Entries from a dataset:
########################################
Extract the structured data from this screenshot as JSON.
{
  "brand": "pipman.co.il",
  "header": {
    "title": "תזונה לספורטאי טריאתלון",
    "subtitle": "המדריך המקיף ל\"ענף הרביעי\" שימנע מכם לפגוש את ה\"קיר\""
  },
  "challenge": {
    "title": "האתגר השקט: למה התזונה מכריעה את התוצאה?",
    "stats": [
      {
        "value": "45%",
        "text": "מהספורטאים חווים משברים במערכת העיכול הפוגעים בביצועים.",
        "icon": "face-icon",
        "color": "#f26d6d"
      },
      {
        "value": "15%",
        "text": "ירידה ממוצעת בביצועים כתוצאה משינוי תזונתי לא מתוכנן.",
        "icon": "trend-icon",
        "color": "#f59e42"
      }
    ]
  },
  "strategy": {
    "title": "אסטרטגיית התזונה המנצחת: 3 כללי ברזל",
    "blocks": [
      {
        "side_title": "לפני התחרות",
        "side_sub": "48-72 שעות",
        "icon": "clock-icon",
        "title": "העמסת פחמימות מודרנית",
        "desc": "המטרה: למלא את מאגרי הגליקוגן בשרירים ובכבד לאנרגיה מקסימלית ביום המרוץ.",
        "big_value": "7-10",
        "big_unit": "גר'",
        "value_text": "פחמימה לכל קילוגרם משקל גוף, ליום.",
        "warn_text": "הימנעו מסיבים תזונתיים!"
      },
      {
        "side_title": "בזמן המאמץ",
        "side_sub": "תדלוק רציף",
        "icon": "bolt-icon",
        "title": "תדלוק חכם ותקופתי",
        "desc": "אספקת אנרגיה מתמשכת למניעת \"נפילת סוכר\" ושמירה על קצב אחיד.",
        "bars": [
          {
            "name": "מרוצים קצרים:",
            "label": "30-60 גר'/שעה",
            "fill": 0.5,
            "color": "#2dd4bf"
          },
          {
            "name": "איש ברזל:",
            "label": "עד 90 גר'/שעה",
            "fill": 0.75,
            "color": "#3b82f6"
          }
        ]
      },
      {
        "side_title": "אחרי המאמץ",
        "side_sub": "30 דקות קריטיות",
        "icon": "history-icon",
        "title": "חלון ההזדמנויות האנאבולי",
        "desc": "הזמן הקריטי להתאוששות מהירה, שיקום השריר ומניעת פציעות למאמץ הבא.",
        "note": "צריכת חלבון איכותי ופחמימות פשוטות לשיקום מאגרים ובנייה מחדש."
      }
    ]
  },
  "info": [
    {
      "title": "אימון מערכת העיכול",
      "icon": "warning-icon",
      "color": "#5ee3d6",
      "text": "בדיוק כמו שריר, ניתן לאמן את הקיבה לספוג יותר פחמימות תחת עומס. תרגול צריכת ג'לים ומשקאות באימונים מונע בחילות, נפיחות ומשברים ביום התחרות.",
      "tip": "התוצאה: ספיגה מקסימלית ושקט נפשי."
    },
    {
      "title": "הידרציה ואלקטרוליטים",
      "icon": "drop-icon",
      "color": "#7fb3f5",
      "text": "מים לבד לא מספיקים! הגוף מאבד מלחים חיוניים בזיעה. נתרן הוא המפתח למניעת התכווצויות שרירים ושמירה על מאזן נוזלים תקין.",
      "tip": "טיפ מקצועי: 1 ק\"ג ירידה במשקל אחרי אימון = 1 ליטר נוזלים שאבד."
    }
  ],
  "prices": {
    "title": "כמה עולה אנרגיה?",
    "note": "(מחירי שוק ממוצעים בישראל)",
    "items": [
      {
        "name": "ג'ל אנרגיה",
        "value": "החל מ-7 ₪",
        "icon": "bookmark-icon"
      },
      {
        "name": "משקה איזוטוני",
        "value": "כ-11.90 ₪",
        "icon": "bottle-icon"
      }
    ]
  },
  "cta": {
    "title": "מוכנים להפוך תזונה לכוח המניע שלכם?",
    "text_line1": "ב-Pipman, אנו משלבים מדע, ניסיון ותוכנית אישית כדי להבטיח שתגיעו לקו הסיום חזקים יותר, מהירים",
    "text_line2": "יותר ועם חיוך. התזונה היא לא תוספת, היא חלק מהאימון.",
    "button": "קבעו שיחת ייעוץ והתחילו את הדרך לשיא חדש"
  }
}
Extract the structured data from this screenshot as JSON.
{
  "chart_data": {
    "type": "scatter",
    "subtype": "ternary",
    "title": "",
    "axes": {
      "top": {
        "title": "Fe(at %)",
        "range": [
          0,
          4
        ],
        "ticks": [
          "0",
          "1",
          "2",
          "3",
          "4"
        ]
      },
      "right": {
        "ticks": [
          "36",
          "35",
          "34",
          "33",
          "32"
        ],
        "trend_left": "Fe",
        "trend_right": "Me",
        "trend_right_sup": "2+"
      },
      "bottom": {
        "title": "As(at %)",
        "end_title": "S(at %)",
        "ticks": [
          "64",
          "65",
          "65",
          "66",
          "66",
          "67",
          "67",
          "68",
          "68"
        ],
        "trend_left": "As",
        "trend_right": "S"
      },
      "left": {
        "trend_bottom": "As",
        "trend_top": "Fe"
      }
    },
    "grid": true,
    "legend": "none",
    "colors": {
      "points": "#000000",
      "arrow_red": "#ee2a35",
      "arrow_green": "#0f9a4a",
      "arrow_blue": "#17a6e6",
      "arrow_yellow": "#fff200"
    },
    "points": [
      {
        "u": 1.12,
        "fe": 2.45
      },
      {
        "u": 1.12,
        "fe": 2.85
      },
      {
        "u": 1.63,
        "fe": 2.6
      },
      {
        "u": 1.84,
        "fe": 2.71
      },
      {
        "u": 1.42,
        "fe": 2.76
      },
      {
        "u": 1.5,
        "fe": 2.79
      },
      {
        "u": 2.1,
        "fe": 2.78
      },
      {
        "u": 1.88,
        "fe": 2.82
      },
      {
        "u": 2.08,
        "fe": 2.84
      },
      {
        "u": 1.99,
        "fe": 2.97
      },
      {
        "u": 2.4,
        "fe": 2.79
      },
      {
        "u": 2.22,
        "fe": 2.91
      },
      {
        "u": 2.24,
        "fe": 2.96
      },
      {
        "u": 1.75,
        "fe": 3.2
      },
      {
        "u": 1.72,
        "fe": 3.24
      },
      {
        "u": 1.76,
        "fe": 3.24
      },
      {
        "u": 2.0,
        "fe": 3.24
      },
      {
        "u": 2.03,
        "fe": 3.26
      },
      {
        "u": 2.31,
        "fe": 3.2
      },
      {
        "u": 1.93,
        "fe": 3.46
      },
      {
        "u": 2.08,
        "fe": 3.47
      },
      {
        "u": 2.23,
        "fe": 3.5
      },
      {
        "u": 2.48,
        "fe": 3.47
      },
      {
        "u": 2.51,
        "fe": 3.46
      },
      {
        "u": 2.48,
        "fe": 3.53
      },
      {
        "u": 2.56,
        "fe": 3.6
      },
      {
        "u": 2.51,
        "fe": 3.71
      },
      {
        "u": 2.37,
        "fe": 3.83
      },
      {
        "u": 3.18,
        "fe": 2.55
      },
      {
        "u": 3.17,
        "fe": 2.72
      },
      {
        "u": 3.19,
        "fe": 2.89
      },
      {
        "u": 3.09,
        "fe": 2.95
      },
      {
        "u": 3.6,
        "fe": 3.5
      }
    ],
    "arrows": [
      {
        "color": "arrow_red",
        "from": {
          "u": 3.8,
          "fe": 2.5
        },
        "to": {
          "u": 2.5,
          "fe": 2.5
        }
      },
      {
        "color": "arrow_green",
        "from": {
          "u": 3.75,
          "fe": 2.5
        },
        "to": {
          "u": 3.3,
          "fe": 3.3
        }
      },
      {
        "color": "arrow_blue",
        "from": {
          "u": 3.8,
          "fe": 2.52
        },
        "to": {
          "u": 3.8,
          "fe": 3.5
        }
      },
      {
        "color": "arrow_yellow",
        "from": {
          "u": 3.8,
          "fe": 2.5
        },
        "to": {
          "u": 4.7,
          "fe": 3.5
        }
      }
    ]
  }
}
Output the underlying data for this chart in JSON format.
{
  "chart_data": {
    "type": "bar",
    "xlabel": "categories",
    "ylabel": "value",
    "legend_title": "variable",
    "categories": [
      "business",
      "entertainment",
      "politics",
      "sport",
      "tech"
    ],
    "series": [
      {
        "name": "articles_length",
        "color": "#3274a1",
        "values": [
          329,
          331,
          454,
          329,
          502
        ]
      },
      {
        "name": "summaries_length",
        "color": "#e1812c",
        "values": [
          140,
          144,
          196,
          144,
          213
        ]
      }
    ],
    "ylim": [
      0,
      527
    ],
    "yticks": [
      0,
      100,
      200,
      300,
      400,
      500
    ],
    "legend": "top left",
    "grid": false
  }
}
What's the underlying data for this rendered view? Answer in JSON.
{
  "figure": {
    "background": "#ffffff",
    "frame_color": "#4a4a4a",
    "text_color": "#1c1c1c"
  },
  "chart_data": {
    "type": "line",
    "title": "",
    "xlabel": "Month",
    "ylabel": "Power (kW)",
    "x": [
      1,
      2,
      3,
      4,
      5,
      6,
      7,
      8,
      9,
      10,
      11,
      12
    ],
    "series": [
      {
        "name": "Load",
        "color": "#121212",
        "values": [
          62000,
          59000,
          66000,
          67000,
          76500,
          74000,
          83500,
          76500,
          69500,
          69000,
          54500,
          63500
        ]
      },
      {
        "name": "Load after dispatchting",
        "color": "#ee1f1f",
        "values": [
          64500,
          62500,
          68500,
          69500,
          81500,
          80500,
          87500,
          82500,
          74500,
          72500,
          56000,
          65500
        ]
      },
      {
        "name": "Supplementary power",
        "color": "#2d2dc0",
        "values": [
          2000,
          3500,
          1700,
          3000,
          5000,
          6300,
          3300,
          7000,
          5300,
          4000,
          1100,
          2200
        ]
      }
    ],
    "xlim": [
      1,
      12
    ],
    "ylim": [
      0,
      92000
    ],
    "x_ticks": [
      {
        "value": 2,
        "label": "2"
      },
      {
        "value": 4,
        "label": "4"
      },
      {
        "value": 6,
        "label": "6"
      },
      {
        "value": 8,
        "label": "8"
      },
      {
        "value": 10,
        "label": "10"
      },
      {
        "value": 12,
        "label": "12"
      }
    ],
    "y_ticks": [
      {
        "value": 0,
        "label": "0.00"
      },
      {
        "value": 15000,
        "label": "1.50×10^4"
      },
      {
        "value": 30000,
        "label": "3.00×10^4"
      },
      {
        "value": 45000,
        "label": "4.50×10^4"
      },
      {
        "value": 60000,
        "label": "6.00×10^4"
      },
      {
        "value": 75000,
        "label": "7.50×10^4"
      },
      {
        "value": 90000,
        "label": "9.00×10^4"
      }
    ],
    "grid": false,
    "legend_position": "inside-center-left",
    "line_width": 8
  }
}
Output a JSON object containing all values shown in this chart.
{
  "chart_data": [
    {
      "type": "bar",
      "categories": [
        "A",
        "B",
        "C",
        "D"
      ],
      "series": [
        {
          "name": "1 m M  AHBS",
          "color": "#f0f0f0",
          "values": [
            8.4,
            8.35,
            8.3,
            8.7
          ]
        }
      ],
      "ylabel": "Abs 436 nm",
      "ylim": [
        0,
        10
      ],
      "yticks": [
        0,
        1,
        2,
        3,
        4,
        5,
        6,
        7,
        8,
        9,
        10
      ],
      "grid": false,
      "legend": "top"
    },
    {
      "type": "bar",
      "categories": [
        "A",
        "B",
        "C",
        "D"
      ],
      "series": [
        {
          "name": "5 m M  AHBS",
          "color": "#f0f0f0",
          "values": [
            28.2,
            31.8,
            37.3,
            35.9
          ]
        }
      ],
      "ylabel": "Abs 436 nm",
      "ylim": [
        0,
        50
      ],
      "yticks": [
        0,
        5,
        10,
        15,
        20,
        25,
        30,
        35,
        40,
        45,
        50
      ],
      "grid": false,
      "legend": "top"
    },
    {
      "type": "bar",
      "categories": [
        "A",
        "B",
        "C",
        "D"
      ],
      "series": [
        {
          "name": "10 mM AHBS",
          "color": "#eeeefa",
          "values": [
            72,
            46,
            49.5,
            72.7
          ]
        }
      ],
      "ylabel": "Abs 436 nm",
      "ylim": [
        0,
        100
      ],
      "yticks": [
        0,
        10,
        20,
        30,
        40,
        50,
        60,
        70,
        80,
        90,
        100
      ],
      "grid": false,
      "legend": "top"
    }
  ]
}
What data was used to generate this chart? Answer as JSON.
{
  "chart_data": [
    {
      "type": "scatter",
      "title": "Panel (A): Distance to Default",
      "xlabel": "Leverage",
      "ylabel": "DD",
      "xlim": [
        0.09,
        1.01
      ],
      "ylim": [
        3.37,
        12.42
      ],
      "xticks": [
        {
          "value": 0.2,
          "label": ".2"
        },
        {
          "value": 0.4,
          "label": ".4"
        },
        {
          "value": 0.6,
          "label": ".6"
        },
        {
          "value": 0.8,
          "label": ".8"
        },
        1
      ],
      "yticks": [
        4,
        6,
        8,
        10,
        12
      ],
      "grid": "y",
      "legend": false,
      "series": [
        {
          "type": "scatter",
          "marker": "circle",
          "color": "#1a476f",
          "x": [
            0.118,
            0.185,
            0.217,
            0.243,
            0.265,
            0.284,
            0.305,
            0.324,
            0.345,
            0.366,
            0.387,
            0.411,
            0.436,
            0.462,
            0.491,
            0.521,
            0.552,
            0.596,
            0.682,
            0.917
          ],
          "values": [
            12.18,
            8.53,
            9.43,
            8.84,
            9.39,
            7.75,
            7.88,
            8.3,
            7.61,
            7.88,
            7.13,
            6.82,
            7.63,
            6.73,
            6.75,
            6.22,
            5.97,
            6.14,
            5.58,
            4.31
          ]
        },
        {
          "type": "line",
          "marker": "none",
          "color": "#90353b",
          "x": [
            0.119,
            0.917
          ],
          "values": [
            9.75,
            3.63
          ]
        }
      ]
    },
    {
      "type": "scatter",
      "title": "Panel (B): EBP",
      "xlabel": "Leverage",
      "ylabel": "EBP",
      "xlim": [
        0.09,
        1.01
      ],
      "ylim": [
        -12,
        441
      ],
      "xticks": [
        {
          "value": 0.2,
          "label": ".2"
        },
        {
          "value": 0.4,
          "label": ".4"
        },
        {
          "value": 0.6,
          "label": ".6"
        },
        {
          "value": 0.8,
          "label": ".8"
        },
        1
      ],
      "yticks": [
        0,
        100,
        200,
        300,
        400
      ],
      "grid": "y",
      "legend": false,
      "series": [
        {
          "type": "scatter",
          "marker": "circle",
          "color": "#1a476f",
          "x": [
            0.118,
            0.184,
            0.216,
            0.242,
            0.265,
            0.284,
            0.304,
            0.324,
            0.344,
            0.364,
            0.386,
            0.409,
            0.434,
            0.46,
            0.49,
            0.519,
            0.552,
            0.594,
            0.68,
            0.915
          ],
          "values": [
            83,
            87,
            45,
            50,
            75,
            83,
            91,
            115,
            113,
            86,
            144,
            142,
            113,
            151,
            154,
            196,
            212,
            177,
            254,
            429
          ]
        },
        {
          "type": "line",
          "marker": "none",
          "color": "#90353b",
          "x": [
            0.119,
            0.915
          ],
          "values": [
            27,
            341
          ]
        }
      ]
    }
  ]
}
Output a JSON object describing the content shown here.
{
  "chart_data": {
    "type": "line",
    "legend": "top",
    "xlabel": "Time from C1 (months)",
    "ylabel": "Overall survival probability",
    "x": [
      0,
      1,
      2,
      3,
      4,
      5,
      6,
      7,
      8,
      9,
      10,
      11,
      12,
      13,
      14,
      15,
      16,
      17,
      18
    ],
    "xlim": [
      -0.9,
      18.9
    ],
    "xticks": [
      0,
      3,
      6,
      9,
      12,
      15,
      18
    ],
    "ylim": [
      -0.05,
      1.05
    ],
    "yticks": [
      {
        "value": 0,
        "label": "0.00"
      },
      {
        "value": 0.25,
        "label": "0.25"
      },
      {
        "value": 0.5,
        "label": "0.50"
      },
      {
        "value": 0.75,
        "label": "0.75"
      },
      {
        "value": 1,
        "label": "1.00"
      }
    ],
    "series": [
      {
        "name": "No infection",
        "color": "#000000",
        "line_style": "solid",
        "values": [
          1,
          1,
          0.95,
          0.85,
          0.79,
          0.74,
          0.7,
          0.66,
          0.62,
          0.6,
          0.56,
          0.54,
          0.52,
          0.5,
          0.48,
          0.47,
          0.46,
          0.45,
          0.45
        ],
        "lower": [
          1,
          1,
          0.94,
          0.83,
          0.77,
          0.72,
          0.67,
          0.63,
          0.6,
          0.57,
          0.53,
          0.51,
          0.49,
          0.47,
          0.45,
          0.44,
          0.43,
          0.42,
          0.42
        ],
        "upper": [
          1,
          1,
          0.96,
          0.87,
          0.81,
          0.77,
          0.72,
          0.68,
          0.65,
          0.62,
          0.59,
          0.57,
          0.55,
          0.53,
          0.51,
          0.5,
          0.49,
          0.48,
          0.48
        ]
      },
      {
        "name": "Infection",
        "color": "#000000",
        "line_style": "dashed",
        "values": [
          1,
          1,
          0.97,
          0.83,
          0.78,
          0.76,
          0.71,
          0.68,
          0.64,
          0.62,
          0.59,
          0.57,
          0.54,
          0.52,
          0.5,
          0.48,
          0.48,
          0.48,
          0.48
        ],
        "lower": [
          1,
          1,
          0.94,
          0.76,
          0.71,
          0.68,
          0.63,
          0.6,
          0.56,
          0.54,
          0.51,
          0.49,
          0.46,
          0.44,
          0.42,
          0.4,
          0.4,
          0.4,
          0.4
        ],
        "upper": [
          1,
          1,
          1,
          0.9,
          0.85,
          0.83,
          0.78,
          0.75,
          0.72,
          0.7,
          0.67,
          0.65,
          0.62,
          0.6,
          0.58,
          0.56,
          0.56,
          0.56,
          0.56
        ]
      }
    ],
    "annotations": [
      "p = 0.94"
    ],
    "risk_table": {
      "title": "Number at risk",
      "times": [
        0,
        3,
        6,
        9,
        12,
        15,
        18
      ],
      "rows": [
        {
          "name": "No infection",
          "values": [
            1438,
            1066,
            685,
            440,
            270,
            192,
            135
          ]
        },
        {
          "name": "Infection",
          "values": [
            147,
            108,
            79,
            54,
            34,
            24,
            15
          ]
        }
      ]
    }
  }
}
########################################
* AIM OF THE EXERCISE
Each line holding "object" must be found and copied.

* SOLUTION
Output a JSON object containing all values shown in this chart.
Output a JSON object describing the content shown here.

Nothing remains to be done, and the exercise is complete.